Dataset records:
..........
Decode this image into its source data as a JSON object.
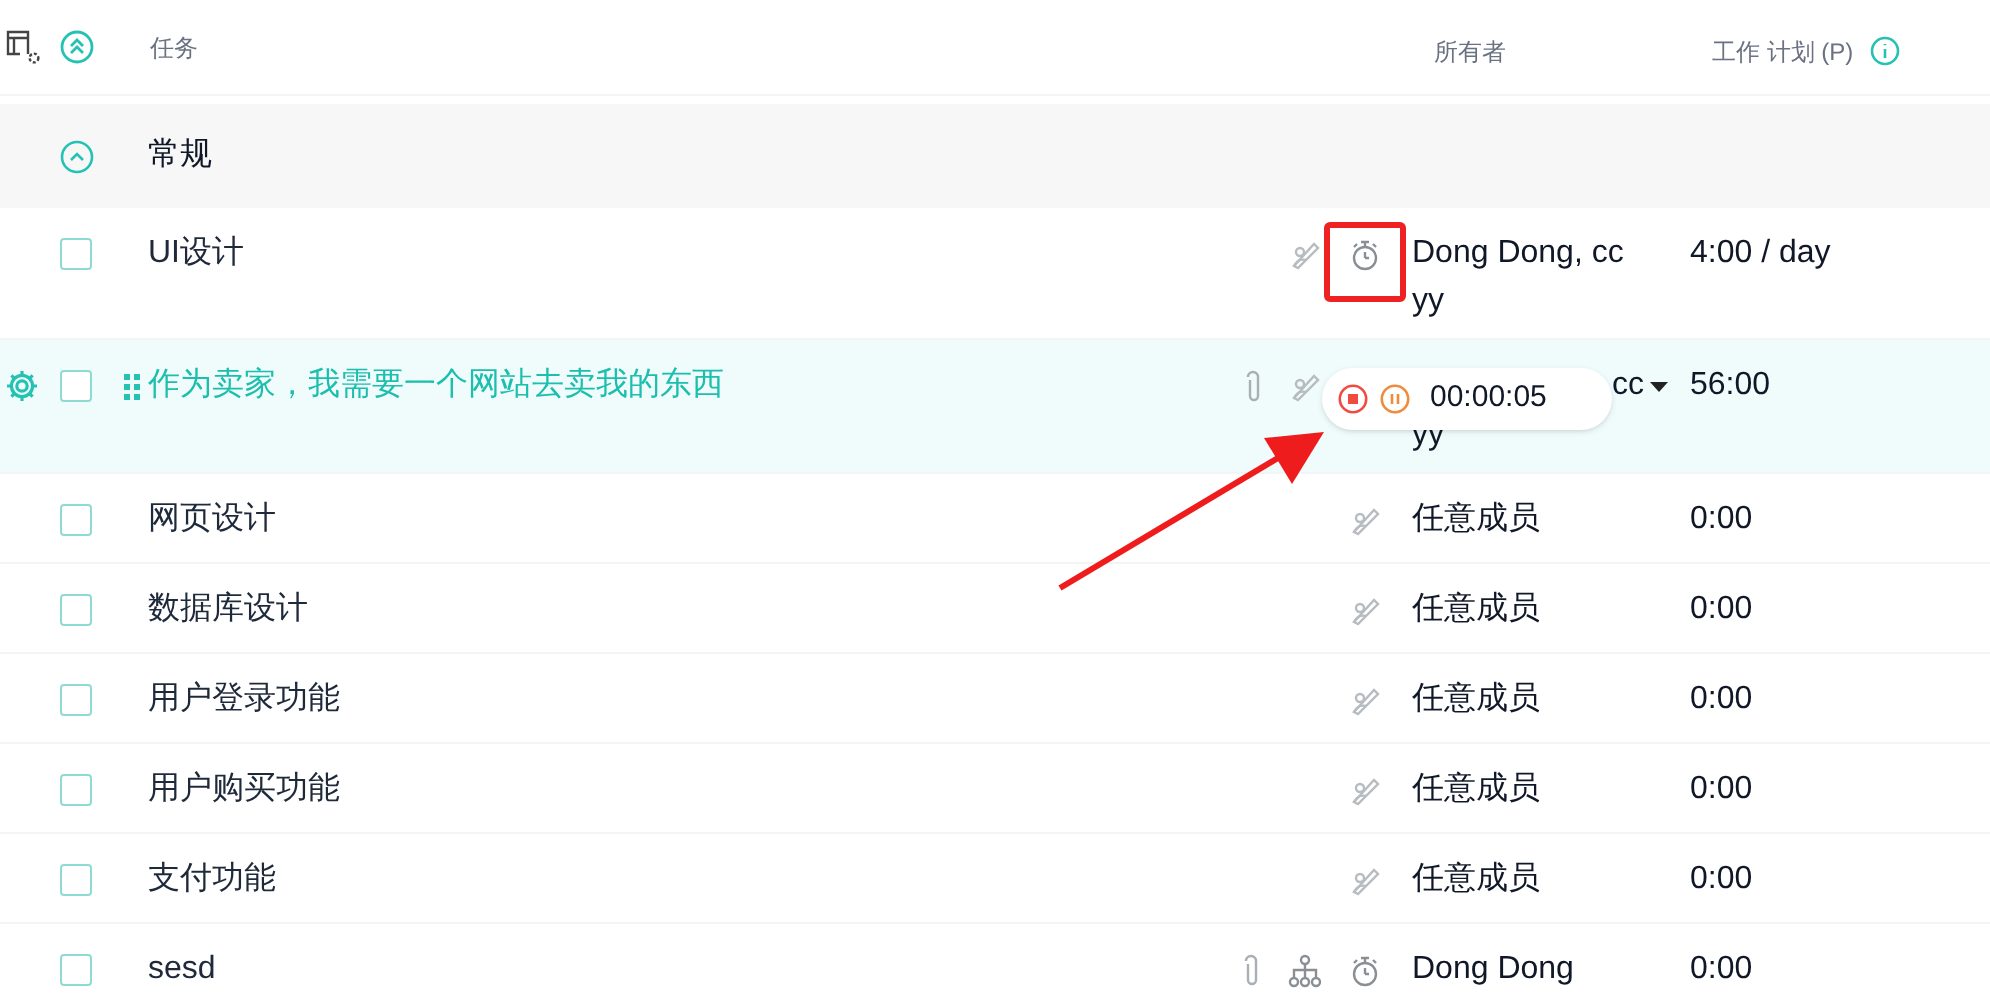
{
  "header": {
    "columns": [
      "任务",
      "所有者",
      "工作 计划 (P)"
    ]
  },
  "group": {
    "title": "常规",
    "expanded": true
  },
  "tasks": [
    {
      "name": "UI设计",
      "highlighted": false,
      "checked": false,
      "icons": [
        {
          "kind": "assign"
        },
        {
          "kind": "timer"
        }
      ],
      "timer_annotated": true,
      "owner": "Dong Dong, cc yy",
      "plan": "4:00 / day"
    },
    {
      "name": "作为卖家，我需要一个网站去卖我的东西",
      "highlighted": true,
      "checked": false,
      "icons": [
        {
          "kind": "attachment"
        },
        {
          "kind": "assign"
        }
      ],
      "timer_annotated": false,
      "running_timer": {
        "time": "00:00:05"
      },
      "owner_visible": [
        "cc",
        "yy"
      ],
      "owner_dropdown": true,
      "plan": "56:00"
    },
    {
      "name": "网页设计",
      "highlighted": false,
      "checked": false,
      "icons": [
        {
          "kind": "assign"
        }
      ],
      "timer_annotated": false,
      "owner": "任意成员",
      "plan": "0:00"
    },
    {
      "name": "数据库设计",
      "highlighted": false,
      "checked": false,
      "icons": [
        {
          "kind": "assign"
        }
      ],
      "timer_annotated": false,
      "owner": "任意成员",
      "plan": "0:00"
    },
    {
      "name": "用户登录功能",
      "highlighted": false,
      "checked": false,
      "icons": [
        {
          "kind": "assign"
        }
      ],
      "timer_annotated": false,
      "owner": "任意成员",
      "plan": "0:00"
    },
    {
      "name": "用户购买功能",
      "highlighted": false,
      "checked": false,
      "icons": [
        {
          "kind": "assign"
        }
      ],
      "timer_annotated": false,
      "owner": "任意成员",
      "plan": "0:00"
    },
    {
      "name": "支付功能",
      "highlighted": false,
      "checked": false,
      "icons": [
        {
          "kind": "assign"
        }
      ],
      "timer_annotated": false,
      "owner": "任意成员",
      "plan": "0:00"
    },
    {
      "name": "sesd",
      "highlighted": false,
      "checked": false,
      "icons": [
        {
          "kind": "attachment"
        },
        {
          "kind": "subtask"
        },
        {
          "kind": "timer"
        }
      ],
      "timer_annotated": false,
      "owner": "Dong Dong",
      "plan": "0:00"
    }
  ]
}
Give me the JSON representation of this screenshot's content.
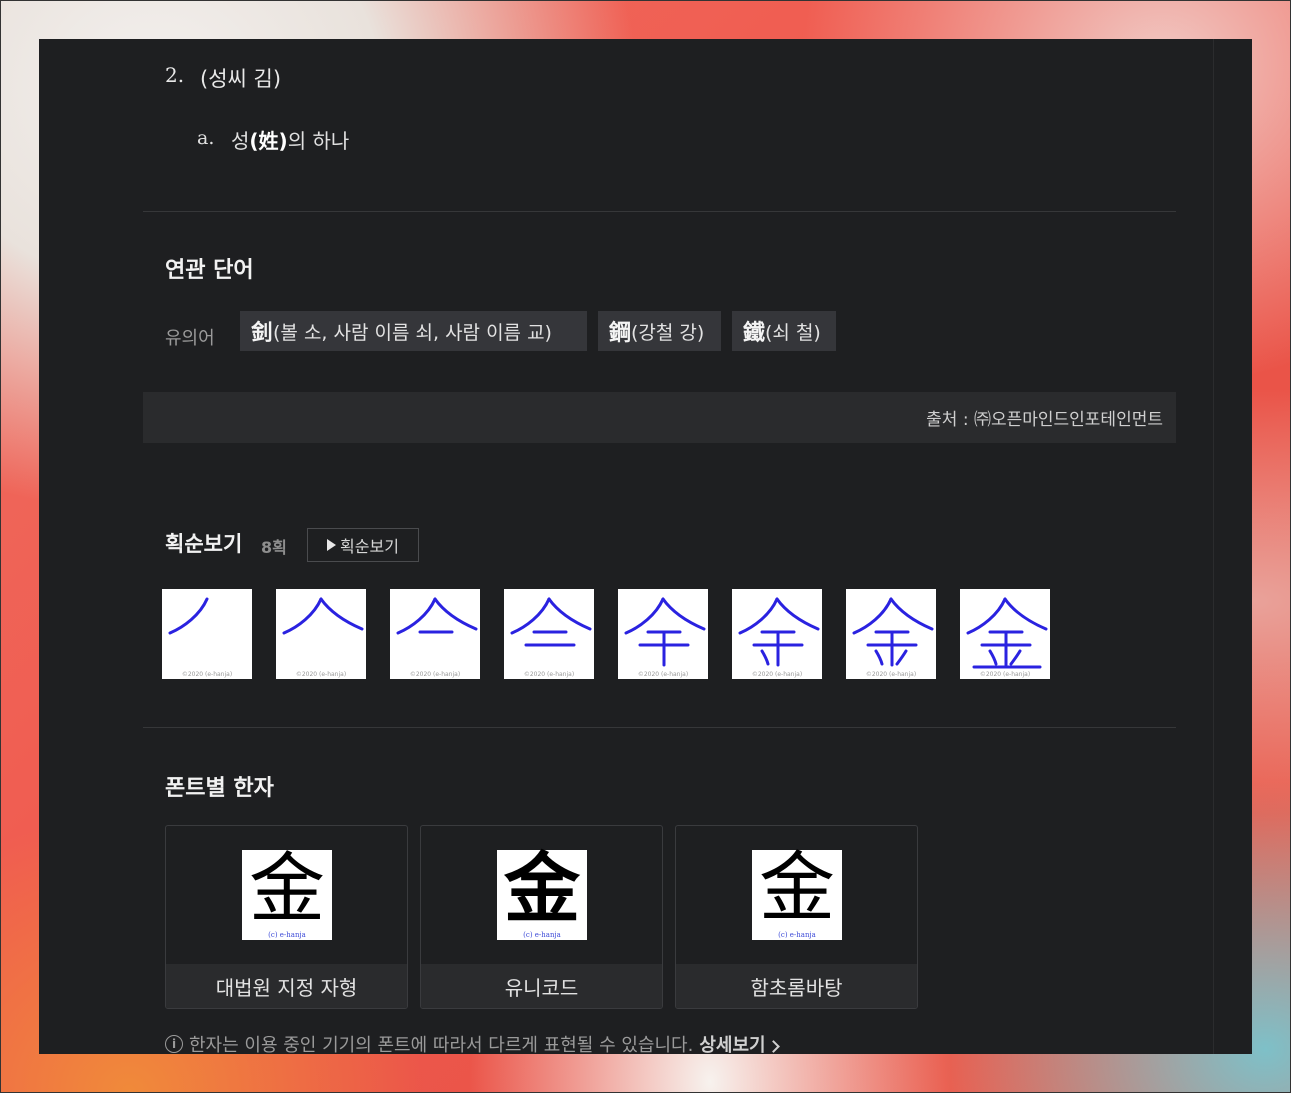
{
  "definition": {
    "number": "2.",
    "text": "(성씨 김)",
    "sub_number": "a.",
    "sub_prefix": "성",
    "sub_hanja": "(姓)",
    "sub_suffix": "의 하나"
  },
  "related": {
    "title": "연관 단어",
    "synonym_label": "유의어",
    "chips": [
      {
        "hanja": "釗",
        "reading": "(볼 소, 사람 이름 쇠, 사람 이름 교)"
      },
      {
        "hanja": "鋼",
        "reading": "(강철 강)"
      },
      {
        "hanja": "鐵",
        "reading": "(쇠 철)"
      }
    ]
  },
  "source": {
    "text": "출처 : ㈜오픈마인드인포테인먼트"
  },
  "stroke": {
    "title": "획순보기",
    "count": "8획",
    "button_label": "획순보기",
    "copyright": "©2020 (e-hanja)",
    "tiles": [
      1,
      2,
      3,
      4,
      5,
      6,
      7,
      8
    ],
    "color": "#2a22e0"
  },
  "fonts": {
    "title": "폰트별 한자",
    "character": "金",
    "watermark": "(c) e-hanja",
    "cards": [
      {
        "label": "대법원 지정 자형"
      },
      {
        "label": "유니코드"
      },
      {
        "label": "함초롬바탕"
      }
    ]
  },
  "note": {
    "icon": "info-icon",
    "text": "한자는 이용 중인 기기의 폰트에 따라서 다르게 표현될 수 있습니다.",
    "link": "상세보기"
  }
}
..........
Written instruction: Return each line of the data, keeping its wording exact and omitting pictures.

Written response:
Decode this image into its source data as a JSON object.
{
  "header": {
    "columns": [
      "任务",
      "所有者",
      "工作 计划 (P)"
    ]
  },
  "group": {
    "title": "常规",
    "expanded": true
  },
  "tasks": [
    {
      "name": "UI设计",
      "highlighted": false,
      "checked": false,
      "icons": [
        {
          "kind": "assign"
        },
        {
          "kind": "timer"
        }
      ],
      "timer_annotated": true,
      "owner": "Dong Dong, cc yy",
      "plan": "4:00 / day"
    },
    {
      "name": "作为卖家，我需要一个网站去卖我的东西",
      "highlighted": true,
      "checked": false,
      "icons": [
        {
          "kind": "attachment"
        },
        {
          "kind": "assign"
        }
      ],
      "timer_annotated": false,
      "running_timer": {
        "time": "00:00:05"
      },
      "owner_visible": [
        "cc",
        "yy"
      ],
      "owner_dropdown": true,
      "plan": "56:00"
    },
    {
      "name": "网页设计",
      "highlighted": false,
      "checked": false,
      "icons": [
        {
          "kind": "assign"
        }
      ],
      "timer_annotated": false,
      "owner": "任意成员",
      "plan": "0:00"
    },
    {
      "name": "数据库设计",
      "highlighted": false,
      "checked": false,
      "icons": [
        {
          "kind": "assign"
        }
      ],
      "timer_annotated": false,
      "owner": "任意成员",
      "plan": "0:00"
    },
    {
      "name": "用户登录功能",
      "highlighted": false,
      "checked": false,
      "icons": [
        {
          "kind": "assign"
        }
      ],
      "timer_annotated": false,
      "owner": "任意成员",
      "plan": "0:00"
    },
    {
      "name": "用户购买功能",
      "highlighted": false,
      "checked": false,
      "icons": [
        {
          "kind": "assign"
        }
      ],
      "timer_annotated": false,
      "owner": "任意成员",
      "plan": "0:00"
    },
    {
      "name": "支付功能",
      "highlighted": false,
      "checked": false,
      "icons": [
        {
          "kind": "assign"
        }
      ],
      "timer_annotated": false,
      "owner": "任意成员",
      "plan": "0:00"
    },
    {
      "name": "sesd",
      "highlighted": false,
      "checked": false,
      "icons": [
        {
          "kind": "attachment"
        },
        {
          "kind": "subtask"
        },
        {
          "kind": "timer"
        }
      ],
      "timer_annotated": false,
      "owner": "Dong Dong",
      "plan": "0:00"
    }
  ]
}
Give me the JSON representation of this screenshot's content.
{
  "definition": {
    "number": "2.",
    "text": "(성씨 김)",
    "sub_number": "a.",
    "sub_prefix": "성",
    "sub_hanja": "(姓)",
    "sub_suffix": "의 하나"
  },
  "related": {
    "title": "연관 단어",
    "synonym_label": "유의어",
    "chips": [
      {
        "hanja": "釗",
        "reading": "(볼 소, 사람 이름 쇠, 사람 이름 교)"
      },
      {
        "hanja": "鋼",
        "reading": "(강철 강)"
      },
      {
        "hanja": "鐵",
        "reading": "(쇠 철)"
      }
    ]
  },
  "source": {
    "text": "출처 : ㈜오픈마인드인포테인먼트"
  },
  "stroke": {
    "title": "획순보기",
    "count": "8획",
    "button_label": "획순보기",
    "copyright": "©2020 (e-hanja)",
    "tiles": [
      1,
      2,
      3,
      4,
      5,
      6,
      7,
      8
    ],
    "color": "#2a22e0"
  },
  "fonts": {
    "title": "폰트별 한자",
    "character": "金",
    "watermark": "(c) e-hanja",
    "cards": [
      {
        "label": "대법원 지정 자형"
      },
      {
        "label": "유니코드"
      },
      {
        "label": "함초롬바탕"
      }
    ]
  },
  "note": {
    "icon": "info-icon",
    "text": "한자는 이용 중인 기기의 폰트에 따라서 다르게 표현될 수 있습니다.",
    "link": "상세보기"
  }
}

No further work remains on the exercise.